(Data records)
════════════════

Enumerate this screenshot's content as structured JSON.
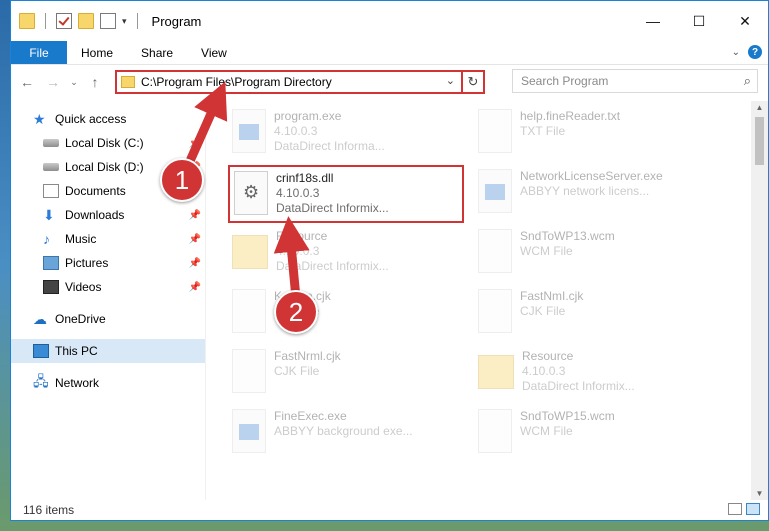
{
  "window": {
    "title": "Program",
    "controls": {
      "minimize": "—",
      "maximize": "☐",
      "close": "✕"
    }
  },
  "ribbon": {
    "tabs": [
      "File",
      "Home",
      "Share",
      "View"
    ]
  },
  "address": {
    "path": "C:\\Program Files\\Program Directory"
  },
  "search": {
    "placeholder": "Search Program"
  },
  "nav": {
    "items": [
      {
        "label": "Quick access",
        "icon": "star-icon"
      },
      {
        "label": "Local Disk (C:)",
        "icon": "disk-icon",
        "pinned": true
      },
      {
        "label": "Local Disk (D:)",
        "icon": "disk-icon",
        "pinned": true
      },
      {
        "label": "Documents",
        "icon": "documents-icon",
        "pinned": true
      },
      {
        "label": "Downloads",
        "icon": "download-icon",
        "pinned": true
      },
      {
        "label": "Music",
        "icon": "music-icon",
        "pinned": true
      },
      {
        "label": "Pictures",
        "icon": "pictures-icon",
        "pinned": true
      },
      {
        "label": "Videos",
        "icon": "videos-icon",
        "pinned": true
      },
      {
        "label": "OneDrive",
        "icon": "cloud-icon"
      },
      {
        "label": "This PC",
        "icon": "computer-icon",
        "selected": true
      },
      {
        "label": "Network",
        "icon": "network-icon"
      }
    ]
  },
  "files": [
    {
      "name": "program.exe",
      "sub1": "4.10.0.3",
      "sub2": "DataDirect Informa...",
      "icon": "exe",
      "faded": true
    },
    {
      "name": "help.fineReader.txt",
      "sub1": "TXT File",
      "sub2": "",
      "icon": "doc",
      "faded": true
    },
    {
      "name": "crinf18s.dll",
      "sub1": "4.10.0.3",
      "sub2": "DataDirect Informix...",
      "icon": "dll",
      "faded": false,
      "highlight": true
    },
    {
      "name": "NetworkLicenseServer.exe",
      "sub1": "ABBYY network licens...",
      "sub2": "",
      "icon": "exe",
      "faded": true
    },
    {
      "name": "Resource",
      "sub1": "4.10.0.3",
      "sub2": "DataDirect Informix...",
      "icon": "folder",
      "faded": true
    },
    {
      "name": "SndToWP13.wcm",
      "sub1": "WCM File",
      "sub2": "",
      "icon": "doc",
      "faded": true
    },
    {
      "name": "Korean.cjk",
      "sub1": "CJK File",
      "sub2": "",
      "icon": "doc",
      "faded": true
    },
    {
      "name": "FastNmI.cjk",
      "sub1": "CJK File",
      "sub2": "",
      "icon": "doc",
      "faded": true
    },
    {
      "name": "FastNrml.cjk",
      "sub1": "CJK File",
      "sub2": "",
      "icon": "doc",
      "faded": true
    },
    {
      "name": "Resource",
      "sub1": "4.10.0.3",
      "sub2": "DataDirect Informix...",
      "icon": "folder",
      "faded": true
    },
    {
      "name": "FineExec.exe",
      "sub1": "ABBYY background exe...",
      "sub2": "",
      "icon": "exe",
      "faded": true
    },
    {
      "name": "SndToWP15.wcm",
      "sub1": "WCM File",
      "sub2": "",
      "icon": "doc",
      "faded": true
    }
  ],
  "status": {
    "count": "116 items"
  },
  "annotations": {
    "step1": "1",
    "step2": "2",
    "color": "#d03434"
  }
}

════════════════

--- Your goal ---
Quote the material exactly. Pictures stay out.

--- Worked solution ---
Enumerate this screenshot's content as structured JSON.
{
  "window": {
    "title": "Program",
    "controls": {
      "minimize": "—",
      "maximize": "☐",
      "close": "✕"
    }
  },
  "ribbon": {
    "tabs": [
      "File",
      "Home",
      "Share",
      "View"
    ]
  },
  "address": {
    "path": "C:\\Program Files\\Program Directory"
  },
  "search": {
    "placeholder": "Search Program"
  },
  "nav": {
    "items": [
      {
        "label": "Quick access",
        "icon": "star-icon"
      },
      {
        "label": "Local Disk (C:)",
        "icon": "disk-icon",
        "pinned": true
      },
      {
        "label": "Local Disk (D:)",
        "icon": "disk-icon",
        "pinned": true
      },
      {
        "label": "Documents",
        "icon": "documents-icon",
        "pinned": true
      },
      {
        "label": "Downloads",
        "icon": "download-icon",
        "pinned": true
      },
      {
        "label": "Music",
        "icon": "music-icon",
        "pinned": true
      },
      {
        "label": "Pictures",
        "icon": "pictures-icon",
        "pinned": true
      },
      {
        "label": "Videos",
        "icon": "videos-icon",
        "pinned": true
      },
      {
        "label": "OneDrive",
        "icon": "cloud-icon"
      },
      {
        "label": "This PC",
        "icon": "computer-icon",
        "selected": true
      },
      {
        "label": "Network",
        "icon": "network-icon"
      }
    ]
  },
  "files": [
    {
      "name": "program.exe",
      "sub1": "4.10.0.3",
      "sub2": "DataDirect Informa...",
      "icon": "exe",
      "faded": true
    },
    {
      "name": "help.fineReader.txt",
      "sub1": "TXT File",
      "sub2": "",
      "icon": "doc",
      "faded": true
    },
    {
      "name": "crinf18s.dll",
      "sub1": "4.10.0.3",
      "sub2": "DataDirect Informix...",
      "icon": "dll",
      "faded": false,
      "highlight": true
    },
    {
      "name": "NetworkLicenseServer.exe",
      "sub1": "ABBYY network licens...",
      "sub2": "",
      "icon": "exe",
      "faded": true
    },
    {
      "name": "Resource",
      "sub1": "4.10.0.3",
      "sub2": "DataDirect Informix...",
      "icon": "folder",
      "faded": true
    },
    {
      "name": "SndToWP13.wcm",
      "sub1": "WCM File",
      "sub2": "",
      "icon": "doc",
      "faded": true
    },
    {
      "name": "Korean.cjk",
      "sub1": "CJK File",
      "sub2": "",
      "icon": "doc",
      "faded": true
    },
    {
      "name": "FastNmI.cjk",
      "sub1": "CJK File",
      "sub2": "",
      "icon": "doc",
      "faded": true
    },
    {
      "name": "FastNrml.cjk",
      "sub1": "CJK File",
      "sub2": "",
      "icon": "doc",
      "faded": true
    },
    {
      "name": "Resource",
      "sub1": "4.10.0.3",
      "sub2": "DataDirect Informix...",
      "icon": "folder",
      "faded": true
    },
    {
      "name": "FineExec.exe",
      "sub1": "ABBYY background exe...",
      "sub2": "",
      "icon": "exe",
      "faded": true
    },
    {
      "name": "SndToWP15.wcm",
      "sub1": "WCM File",
      "sub2": "",
      "icon": "doc",
      "faded": true
    }
  ],
  "status": {
    "count": "116 items"
  },
  "annotations": {
    "step1": "1",
    "step2": "2",
    "color": "#d03434"
  }
}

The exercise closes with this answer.